PROBLEM: Gather every line below where "Bromsbelägg" appears.

Saved entries:

═══

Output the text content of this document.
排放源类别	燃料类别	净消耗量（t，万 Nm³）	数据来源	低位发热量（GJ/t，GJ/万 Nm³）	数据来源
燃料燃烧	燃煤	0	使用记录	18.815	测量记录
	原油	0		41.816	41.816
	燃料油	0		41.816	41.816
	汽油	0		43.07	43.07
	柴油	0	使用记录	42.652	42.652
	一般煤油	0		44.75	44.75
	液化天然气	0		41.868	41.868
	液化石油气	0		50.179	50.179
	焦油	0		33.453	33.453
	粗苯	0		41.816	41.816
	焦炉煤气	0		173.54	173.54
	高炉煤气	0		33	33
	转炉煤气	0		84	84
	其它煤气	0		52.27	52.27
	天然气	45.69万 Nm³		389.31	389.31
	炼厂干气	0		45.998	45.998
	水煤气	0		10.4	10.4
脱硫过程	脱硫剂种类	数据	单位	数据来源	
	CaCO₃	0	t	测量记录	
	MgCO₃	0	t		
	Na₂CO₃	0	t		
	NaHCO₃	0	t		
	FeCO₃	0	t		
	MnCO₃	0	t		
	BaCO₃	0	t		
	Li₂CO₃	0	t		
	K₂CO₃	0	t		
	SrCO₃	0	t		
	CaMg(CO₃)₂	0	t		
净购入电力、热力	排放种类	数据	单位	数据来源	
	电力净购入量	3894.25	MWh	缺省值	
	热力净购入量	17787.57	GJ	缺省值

═══

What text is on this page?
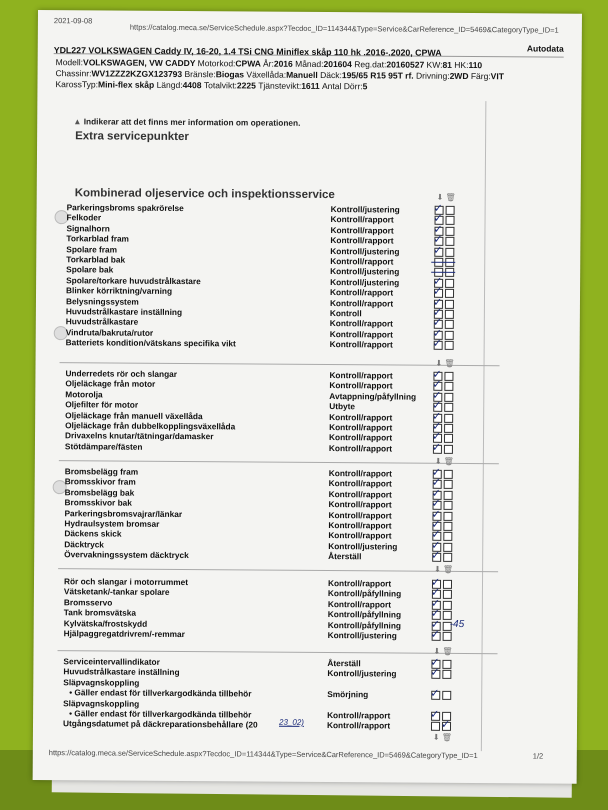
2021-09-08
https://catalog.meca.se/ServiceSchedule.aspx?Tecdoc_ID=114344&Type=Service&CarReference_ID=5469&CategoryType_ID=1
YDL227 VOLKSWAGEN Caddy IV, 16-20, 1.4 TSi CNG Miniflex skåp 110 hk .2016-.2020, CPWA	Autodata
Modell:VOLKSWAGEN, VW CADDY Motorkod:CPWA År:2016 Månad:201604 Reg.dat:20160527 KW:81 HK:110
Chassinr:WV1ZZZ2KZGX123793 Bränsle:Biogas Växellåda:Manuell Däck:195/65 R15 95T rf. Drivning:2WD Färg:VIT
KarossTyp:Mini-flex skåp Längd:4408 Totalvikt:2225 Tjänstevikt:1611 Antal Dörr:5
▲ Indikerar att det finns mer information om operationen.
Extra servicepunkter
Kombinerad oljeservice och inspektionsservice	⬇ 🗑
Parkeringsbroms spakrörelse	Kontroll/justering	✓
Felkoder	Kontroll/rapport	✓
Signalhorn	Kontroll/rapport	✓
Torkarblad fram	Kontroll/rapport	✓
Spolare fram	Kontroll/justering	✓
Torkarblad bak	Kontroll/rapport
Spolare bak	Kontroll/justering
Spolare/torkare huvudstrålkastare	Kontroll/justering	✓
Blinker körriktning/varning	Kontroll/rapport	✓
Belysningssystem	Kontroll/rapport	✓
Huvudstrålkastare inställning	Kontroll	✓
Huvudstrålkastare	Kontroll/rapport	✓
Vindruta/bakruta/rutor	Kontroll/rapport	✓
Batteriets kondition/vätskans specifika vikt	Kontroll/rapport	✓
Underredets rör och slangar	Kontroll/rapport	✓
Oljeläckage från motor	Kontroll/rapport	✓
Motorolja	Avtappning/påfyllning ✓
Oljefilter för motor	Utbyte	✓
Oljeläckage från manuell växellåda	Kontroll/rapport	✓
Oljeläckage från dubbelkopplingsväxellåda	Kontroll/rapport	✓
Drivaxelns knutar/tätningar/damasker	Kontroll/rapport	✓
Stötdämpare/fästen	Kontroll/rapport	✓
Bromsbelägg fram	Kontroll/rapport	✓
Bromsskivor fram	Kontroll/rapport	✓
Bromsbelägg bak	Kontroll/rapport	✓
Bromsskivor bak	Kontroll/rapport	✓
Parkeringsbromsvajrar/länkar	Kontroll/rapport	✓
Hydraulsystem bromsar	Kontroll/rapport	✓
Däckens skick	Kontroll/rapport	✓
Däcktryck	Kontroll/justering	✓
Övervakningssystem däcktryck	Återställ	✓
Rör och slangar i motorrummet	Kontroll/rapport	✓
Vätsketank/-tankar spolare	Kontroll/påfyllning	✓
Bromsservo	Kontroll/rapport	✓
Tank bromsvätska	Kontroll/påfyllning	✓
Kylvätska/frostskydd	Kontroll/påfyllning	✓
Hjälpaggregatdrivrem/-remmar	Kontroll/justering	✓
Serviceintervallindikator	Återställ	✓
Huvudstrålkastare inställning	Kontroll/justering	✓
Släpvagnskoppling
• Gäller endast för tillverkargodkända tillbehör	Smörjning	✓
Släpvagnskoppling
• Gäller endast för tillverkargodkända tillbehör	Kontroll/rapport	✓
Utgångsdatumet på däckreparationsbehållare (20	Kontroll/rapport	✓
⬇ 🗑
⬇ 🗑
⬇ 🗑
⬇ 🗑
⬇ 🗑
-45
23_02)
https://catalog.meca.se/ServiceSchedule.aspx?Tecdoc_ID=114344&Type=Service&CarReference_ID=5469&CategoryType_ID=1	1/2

═══

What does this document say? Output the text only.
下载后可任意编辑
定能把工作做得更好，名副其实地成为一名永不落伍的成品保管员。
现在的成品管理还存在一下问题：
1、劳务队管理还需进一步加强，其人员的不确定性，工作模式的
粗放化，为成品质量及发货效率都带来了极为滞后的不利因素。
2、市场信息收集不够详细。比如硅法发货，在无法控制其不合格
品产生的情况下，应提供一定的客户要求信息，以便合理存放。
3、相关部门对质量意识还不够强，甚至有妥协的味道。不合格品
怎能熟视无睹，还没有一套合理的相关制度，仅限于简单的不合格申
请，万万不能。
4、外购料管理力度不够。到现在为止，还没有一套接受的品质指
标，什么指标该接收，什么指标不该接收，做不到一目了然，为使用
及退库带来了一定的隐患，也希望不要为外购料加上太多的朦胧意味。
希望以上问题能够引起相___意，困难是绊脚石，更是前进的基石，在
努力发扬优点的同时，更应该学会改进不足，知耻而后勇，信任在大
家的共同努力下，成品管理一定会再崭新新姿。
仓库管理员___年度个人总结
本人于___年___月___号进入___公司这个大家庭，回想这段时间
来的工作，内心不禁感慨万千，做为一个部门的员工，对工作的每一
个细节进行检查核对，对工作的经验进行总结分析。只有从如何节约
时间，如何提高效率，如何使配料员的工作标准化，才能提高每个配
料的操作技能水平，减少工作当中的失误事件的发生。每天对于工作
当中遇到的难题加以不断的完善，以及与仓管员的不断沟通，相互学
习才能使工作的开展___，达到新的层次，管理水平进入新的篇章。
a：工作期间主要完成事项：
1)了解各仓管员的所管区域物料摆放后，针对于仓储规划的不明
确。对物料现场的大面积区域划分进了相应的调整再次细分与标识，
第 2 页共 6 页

═══

WRITTEN SOLUTION:
Bromsbelägg fram	Kontroll/rapport	✓
Bromsbelägg bak	Kontroll/rapport	✓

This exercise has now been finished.